◆ Set exercise
Entries follow. Set all of them down as they stand.

------ Data supplied ------

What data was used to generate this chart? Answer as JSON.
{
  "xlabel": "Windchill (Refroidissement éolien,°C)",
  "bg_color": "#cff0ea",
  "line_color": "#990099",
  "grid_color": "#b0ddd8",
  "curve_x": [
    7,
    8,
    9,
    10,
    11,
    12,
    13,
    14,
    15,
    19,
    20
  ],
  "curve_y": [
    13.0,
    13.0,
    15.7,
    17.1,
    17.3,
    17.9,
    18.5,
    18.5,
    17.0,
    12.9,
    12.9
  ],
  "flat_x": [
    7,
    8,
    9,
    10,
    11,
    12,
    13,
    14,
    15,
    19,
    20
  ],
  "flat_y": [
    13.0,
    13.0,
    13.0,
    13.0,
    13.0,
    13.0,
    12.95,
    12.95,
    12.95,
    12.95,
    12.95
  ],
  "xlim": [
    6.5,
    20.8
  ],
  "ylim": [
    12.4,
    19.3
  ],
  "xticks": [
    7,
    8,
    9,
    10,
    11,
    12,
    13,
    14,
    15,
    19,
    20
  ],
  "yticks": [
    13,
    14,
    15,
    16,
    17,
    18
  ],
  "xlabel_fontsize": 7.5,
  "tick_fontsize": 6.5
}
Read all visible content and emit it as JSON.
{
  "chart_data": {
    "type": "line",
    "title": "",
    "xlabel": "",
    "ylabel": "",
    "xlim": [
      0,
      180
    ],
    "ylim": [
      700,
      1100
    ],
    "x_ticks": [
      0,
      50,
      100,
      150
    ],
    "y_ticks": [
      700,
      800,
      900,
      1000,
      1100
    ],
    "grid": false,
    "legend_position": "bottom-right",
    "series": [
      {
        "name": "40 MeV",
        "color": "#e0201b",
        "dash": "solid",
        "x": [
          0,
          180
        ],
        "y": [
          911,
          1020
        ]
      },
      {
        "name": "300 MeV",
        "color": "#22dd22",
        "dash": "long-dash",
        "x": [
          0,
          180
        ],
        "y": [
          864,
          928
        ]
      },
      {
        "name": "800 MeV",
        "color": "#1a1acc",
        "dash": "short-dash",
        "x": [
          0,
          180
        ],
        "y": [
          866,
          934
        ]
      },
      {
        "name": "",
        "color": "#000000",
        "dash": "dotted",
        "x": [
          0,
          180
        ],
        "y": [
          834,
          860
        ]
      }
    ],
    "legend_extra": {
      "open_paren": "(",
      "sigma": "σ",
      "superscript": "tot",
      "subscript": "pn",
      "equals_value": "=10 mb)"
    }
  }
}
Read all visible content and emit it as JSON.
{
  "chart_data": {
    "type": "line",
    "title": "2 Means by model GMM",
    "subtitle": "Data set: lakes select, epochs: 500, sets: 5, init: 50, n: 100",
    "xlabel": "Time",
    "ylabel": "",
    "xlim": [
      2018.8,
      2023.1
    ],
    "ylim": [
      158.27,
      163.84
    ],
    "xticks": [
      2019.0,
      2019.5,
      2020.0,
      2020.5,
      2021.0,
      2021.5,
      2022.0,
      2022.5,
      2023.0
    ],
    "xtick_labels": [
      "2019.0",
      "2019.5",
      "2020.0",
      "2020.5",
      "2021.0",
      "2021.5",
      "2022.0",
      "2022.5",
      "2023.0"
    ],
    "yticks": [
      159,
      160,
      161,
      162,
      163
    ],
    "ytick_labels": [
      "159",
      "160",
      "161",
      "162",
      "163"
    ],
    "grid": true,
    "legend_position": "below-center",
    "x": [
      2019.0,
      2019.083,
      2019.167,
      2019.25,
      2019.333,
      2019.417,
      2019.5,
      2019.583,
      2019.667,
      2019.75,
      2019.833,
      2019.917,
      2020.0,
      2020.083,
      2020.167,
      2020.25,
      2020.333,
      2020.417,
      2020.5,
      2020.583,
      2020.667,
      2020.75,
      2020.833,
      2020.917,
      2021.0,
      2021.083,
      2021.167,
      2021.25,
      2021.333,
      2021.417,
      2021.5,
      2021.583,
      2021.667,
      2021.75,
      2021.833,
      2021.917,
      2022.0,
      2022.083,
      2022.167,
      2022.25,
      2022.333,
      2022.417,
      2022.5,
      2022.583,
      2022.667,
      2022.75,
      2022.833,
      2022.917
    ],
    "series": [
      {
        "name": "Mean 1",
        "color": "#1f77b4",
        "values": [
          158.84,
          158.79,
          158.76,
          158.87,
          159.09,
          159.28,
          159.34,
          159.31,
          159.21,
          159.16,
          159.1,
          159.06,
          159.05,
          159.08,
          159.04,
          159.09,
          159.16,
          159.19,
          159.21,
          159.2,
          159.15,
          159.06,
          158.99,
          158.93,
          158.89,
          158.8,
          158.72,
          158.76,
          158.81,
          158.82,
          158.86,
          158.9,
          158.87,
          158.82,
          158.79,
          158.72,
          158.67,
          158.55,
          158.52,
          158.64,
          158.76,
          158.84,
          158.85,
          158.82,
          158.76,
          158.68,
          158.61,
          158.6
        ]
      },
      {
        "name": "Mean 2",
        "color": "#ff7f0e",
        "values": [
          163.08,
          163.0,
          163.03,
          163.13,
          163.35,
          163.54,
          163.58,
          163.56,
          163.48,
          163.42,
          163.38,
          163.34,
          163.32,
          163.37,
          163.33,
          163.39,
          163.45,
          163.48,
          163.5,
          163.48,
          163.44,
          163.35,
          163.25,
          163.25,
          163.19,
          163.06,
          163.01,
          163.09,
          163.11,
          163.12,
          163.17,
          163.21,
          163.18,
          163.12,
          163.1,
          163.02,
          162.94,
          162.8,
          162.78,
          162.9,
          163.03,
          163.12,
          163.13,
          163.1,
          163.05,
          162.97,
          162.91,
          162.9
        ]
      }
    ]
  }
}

------

◆ Final result
What data was used to generate this chart? Answer as JSON.
{
  "xlabel": "Windchill (Refroidissement éolien,°C)",
  "bg_color": "#cff0ea",
  "line_color": "#990099",
  "grid_color": "#b0ddd8",
  "curve_x": [
    7,
    8,
    9,
    10,
    11,
    12,
    13,
    14,
    15,
    19,
    20
  ],
  "curve_y": [
    13.0,
    13.0,
    15.7,
    17.1,
    17.3,
    17.9,
    18.5,
    18.5,
    17.0,
    12.9,
    12.9
  ],
  "flat_x": [
    7,
    8,
    9,
    10,
    11,
    12,
    13,
    14,
    15,
    19,
    20
  ],
  "flat_y": [
    13.0,
    13.0,
    13.0,
    13.0,
    13.0,
    13.0,
    12.95,
    12.95,
    12.95,
    12.95,
    12.95
  ],
  "xlim": [
    6.5,
    20.8
  ],
  "ylim": [
    12.4,
    19.3
  ],
  "xticks": [
    7,
    8,
    9,
    10,
    11,
    12,
    13,
    14,
    15,
    19,
    20
  ],
  "yticks": [
    13,
    14,
    15,
    16,
    17,
    18
  ],
  "xlabel_fontsize": 7.5,
  "tick_fontsize": 6.5
}
Read all visible content and emit it as JSON.
{
  "chart_data": {
    "type": "line",
    "title": "",
    "xlabel": "",
    "ylabel": "",
    "xlim": [
      0,
      180
    ],
    "ylim": [
      700,
      1100
    ],
    "x_ticks": [
      0,
      50,
      100,
      150
    ],
    "y_ticks": [
      700,
      800,
      900,
      1000,
      1100
    ],
    "grid": false,
    "legend_position": "bottom-right",
    "series": [
      {
        "name": "40 MeV",
        "color": "#e0201b",
        "dash": "solid",
        "x": [
          0,
          180
        ],
        "y": [
          911,
          1020
        ]
      },
      {
        "name": "300 MeV",
        "color": "#22dd22",
        "dash": "long-dash",
        "x": [
          0,
          180
        ],
        "y": [
          864,
          928
        ]
      },
      {
        "name": "800 MeV",
        "color": "#1a1acc",
        "dash": "short-dash",
        "x": [
          0,
          180
        ],
        "y": [
          866,
          934
        ]
      },
      {
        "name": "",
        "color": "#000000",
        "dash": "dotted",
        "x": [
          0,
          180
        ],
        "y": [
          834,
          860
        ]
      }
    ],
    "legend_extra": {
      "open_paren": "(",
      "sigma": "σ",
      "superscript": "tot",
      "subscript": "pn",
      "equals_value": "=10 mb)"
    }
  }
}
Read all visible content and emit it as JSON.
{
  "chart_data": {
    "type": "line",
    "title": "2 Means by model GMM",
    "subtitle": "Data set: lakes select, epochs: 500, sets: 5, init: 50, n: 100",
    "xlabel": "Time",
    "ylabel": "",
    "xlim": [
      2018.8,
      2023.1
    ],
    "ylim": [
      158.27,
      163.84
    ],
    "xticks": [
      2019.0,
      2019.5,
      2020.0,
      2020.5,
      2021.0,
      2021.5,
      2022.0,
      2022.5,
      2023.0
    ],
    "xtick_labels": [
      "2019.0",
      "2019.5",
      "2020.0",
      "2020.5",
      "2021.0",
      "2021.5",
      "2022.0",
      "2022.5",
      "2023.0"
    ],
    "yticks": [
      159,
      160,
      161,
      162,
      163
    ],
    "ytick_labels": [
      "159",
      "160",
      "161",
      "162",
      "163"
    ],
    "grid": true,
    "legend_position": "below-center",
    "x": [
      2019.0,
      2019.083,
      2019.167,
      2019.25,
      2019.333,
      2019.417,
      2019.5,
      2019.583,
      2019.667,
      2019.75,
      2019.833,
      2019.917,
      2020.0,
      2020.083,
      2020.167,
      2020.25,
      2020.333,
      2020.417,
      2020.5,
      2020.583,
      2020.667,
      2020.75,
      2020.833,
      2020.917,
      2021.0,
      2021.083,
      2021.167,
      2021.25,
      2021.333,
      2021.417,
      2021.5,
      2021.583,
      2021.667,
      2021.75,
      2021.833,
      2021.917,
      2022.0,
      2022.083,
      2022.167,
      2022.25,
      2022.333,
      2022.417,
      2022.5,
      2022.583,
      2022.667,
      2022.75,
      2022.833,
      2022.917
    ],
    "series": [
      {
        "name": "Mean 1",
        "color": "#1f77b4",
        "values": [
          158.84,
          158.79,
          158.76,
          158.87,
          159.09,
          159.28,
          159.34,
          159.31,
          159.21,
          159.16,
          159.1,
          159.06,
          159.05,
          159.08,
          159.04,
          159.09,
          159.16,
          159.19,
          159.21,
          159.2,
          159.15,
          159.06,
          158.99,
          158.93,
          158.89,
          158.8,
          158.72,
          158.76,
          158.81,
          158.82,
          158.86,
          158.9,
          158.87,
          158.82,
          158.79,
          158.72,
          158.67,
          158.55,
          158.52,
          158.64,
          158.76,
          158.84,
          158.85,
          158.82,
          158.76,
          158.68,
          158.61,
          158.6
        ]
      },
      {
        "name": "Mean 2",
        "color": "#ff7f0e",
        "values": [
          163.08,
          163.0,
          163.03,
          163.13,
          163.35,
          163.54,
          163.58,
          163.56,
          163.48,
          163.42,
          163.38,
          163.34,
          163.32,
          163.37,
          163.33,
          163.39,
          163.45,
          163.48,
          163.5,
          163.48,
          163.44,
          163.35,
          163.25,
          163.25,
          163.19,
          163.06,
          163.01,
          163.09,
          163.11,
          163.12,
          163.17,
          163.21,
          163.18,
          163.12,
          163.1,
          163.02,
          162.94,
          162.8,
          162.78,
          162.9,
          163.03,
          163.12,
          163.13,
          163.1,
          163.05,
          162.97,
          162.91,
          162.9
        ]
      }
    ]
  }
}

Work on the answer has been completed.